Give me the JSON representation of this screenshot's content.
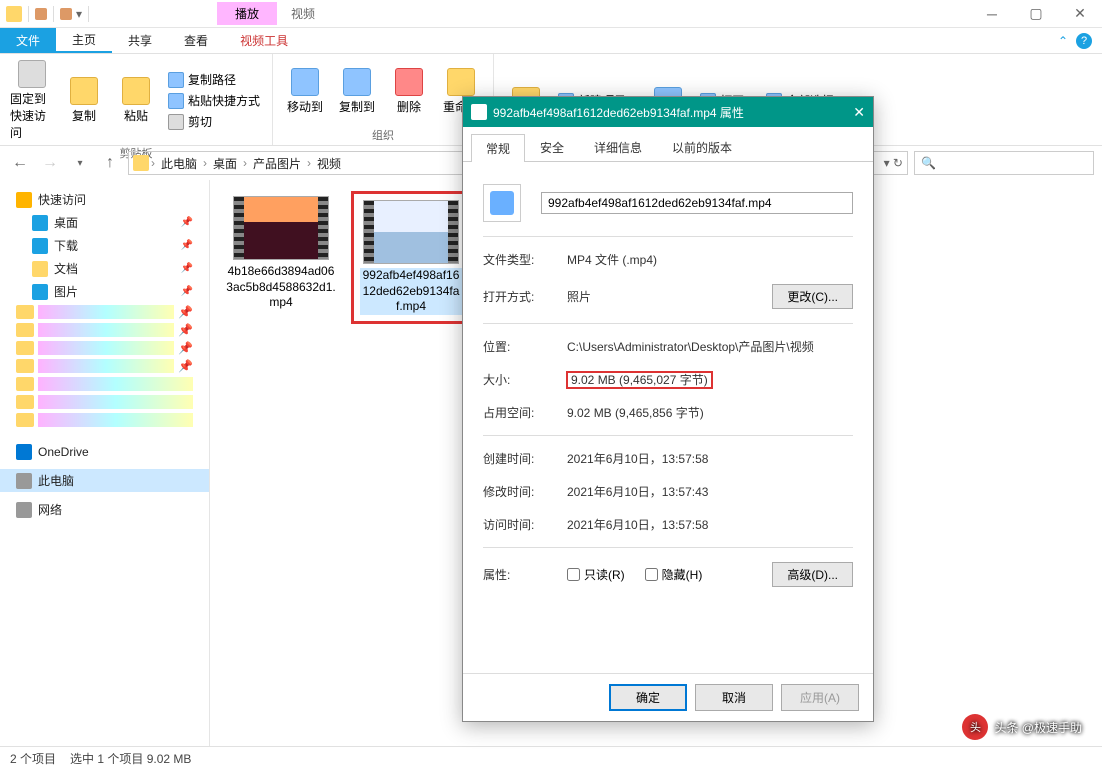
{
  "titlebar": {
    "context_tab": "播放",
    "context_label": "视频"
  },
  "ribbon_tabs": {
    "file": "文件",
    "home": "主页",
    "share": "共享",
    "view": "查看",
    "video_tools": "视频工具"
  },
  "ribbon": {
    "pin": "固定到快速访问",
    "copy": "复制",
    "paste": "粘贴",
    "copy_path": "复制路径",
    "paste_shortcut": "粘贴快捷方式",
    "cut": "剪切",
    "clipboard_group": "剪贴板",
    "move_to": "移动到",
    "copy_to": "复制到",
    "delete": "删除",
    "rename": "重命名",
    "organize_group": "组织",
    "new_item": "新建项目",
    "open": "打开",
    "select_all": "全部选择"
  },
  "breadcrumb": {
    "this_pc": "此电脑",
    "desktop": "桌面",
    "folder1": "产品图片",
    "folder2": "视频"
  },
  "sidebar": {
    "quick_access": "快速访问",
    "desktop": "桌面",
    "downloads": "下载",
    "documents": "文档",
    "pictures": "图片",
    "onedrive": "OneDrive",
    "this_pc": "此电脑",
    "network": "网络"
  },
  "files": {
    "f1": "4b18e66d3894ad063ac5b8d4588632d1.mp4",
    "f2": "992afb4ef498af1612ded62eb9134faf.mp4"
  },
  "statusbar": {
    "count": "2 个项目",
    "selected": "选中 1 个项目  9.02 MB"
  },
  "dialog": {
    "title": "992afb4ef498af1612ded62eb9134faf.mp4 属性",
    "tabs": {
      "general": "常规",
      "security": "安全",
      "details": "详细信息",
      "previous": "以前的版本"
    },
    "filename": "992afb4ef498af1612ded62eb9134faf.mp4",
    "type_label": "文件类型:",
    "type_value": "MP4 文件 (.mp4)",
    "opens_label": "打开方式:",
    "opens_value": "照片",
    "change_btn": "更改(C)...",
    "location_label": "位置:",
    "location_value": "C:\\Users\\Administrator\\Desktop\\产品图片\\视频",
    "size_label": "大小:",
    "size_value": "9.02 MB (9,465,027 字节)",
    "disk_label": "占用空间:",
    "disk_value": "9.02 MB (9,465,856 字节)",
    "created_label": "创建时间:",
    "created_value": "2021年6月10日，13:57:58",
    "modified_label": "修改时间:",
    "modified_value": "2021年6月10日，13:57:43",
    "accessed_label": "访问时间:",
    "accessed_value": "2021年6月10日，13:57:58",
    "attrs_label": "属性:",
    "readonly": "只读(R)",
    "hidden": "隐藏(H)",
    "advanced": "高级(D)...",
    "ok": "确定",
    "cancel": "取消",
    "apply": "应用(A)"
  },
  "watermark": "头条 @极速手助"
}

• • • • •

Produce an exact copy of each line of data, skipping embedded images.

[THE ANSWER]:
Give me the JSON representation of this screenshot's content.
{
  "titlebar": {
    "context_tab": "播放",
    "context_label": "视频"
  },
  "ribbon_tabs": {
    "file": "文件",
    "home": "主页",
    "share": "共享",
    "view": "查看",
    "video_tools": "视频工具"
  },
  "ribbon": {
    "pin": "固定到快速访问",
    "copy": "复制",
    "paste": "粘贴",
    "copy_path": "复制路径",
    "paste_shortcut": "粘贴快捷方式",
    "cut": "剪切",
    "clipboard_group": "剪贴板",
    "move_to": "移动到",
    "copy_to": "复制到",
    "delete": "删除",
    "rename": "重命名",
    "organize_group": "组织",
    "new_item": "新建项目",
    "open": "打开",
    "select_all": "全部选择"
  },
  "breadcrumb": {
    "this_pc": "此电脑",
    "desktop": "桌面",
    "folder1": "产品图片",
    "folder2": "视频"
  },
  "sidebar": {
    "quick_access": "快速访问",
    "desktop": "桌面",
    "downloads": "下载",
    "documents": "文档",
    "pictures": "图片",
    "onedrive": "OneDrive",
    "this_pc": "此电脑",
    "network": "网络"
  },
  "files": {
    "f1": "4b18e66d3894ad063ac5b8d4588632d1.mp4",
    "f2": "992afb4ef498af1612ded62eb9134faf.mp4"
  },
  "statusbar": {
    "count": "2 个项目",
    "selected": "选中 1 个项目  9.02 MB"
  },
  "dialog": {
    "title": "992afb4ef498af1612ded62eb9134faf.mp4 属性",
    "tabs": {
      "general": "常规",
      "security": "安全",
      "details": "详细信息",
      "previous": "以前的版本"
    },
    "filename": "992afb4ef498af1612ded62eb9134faf.mp4",
    "type_label": "文件类型:",
    "type_value": "MP4 文件 (.mp4)",
    "opens_label": "打开方式:",
    "opens_value": "照片",
    "change_btn": "更改(C)...",
    "location_label": "位置:",
    "location_value": "C:\\Users\\Administrator\\Desktop\\产品图片\\视频",
    "size_label": "大小:",
    "size_value": "9.02 MB (9,465,027 字节)",
    "disk_label": "占用空间:",
    "disk_value": "9.02 MB (9,465,856 字节)",
    "created_label": "创建时间:",
    "created_value": "2021年6月10日，13:57:58",
    "modified_label": "修改时间:",
    "modified_value": "2021年6月10日，13:57:43",
    "accessed_label": "访问时间:",
    "accessed_value": "2021年6月10日，13:57:58",
    "attrs_label": "属性:",
    "readonly": "只读(R)",
    "hidden": "隐藏(H)",
    "advanced": "高级(D)...",
    "ok": "确定",
    "cancel": "取消",
    "apply": "应用(A)"
  },
  "watermark": "头条 @极速手助"
}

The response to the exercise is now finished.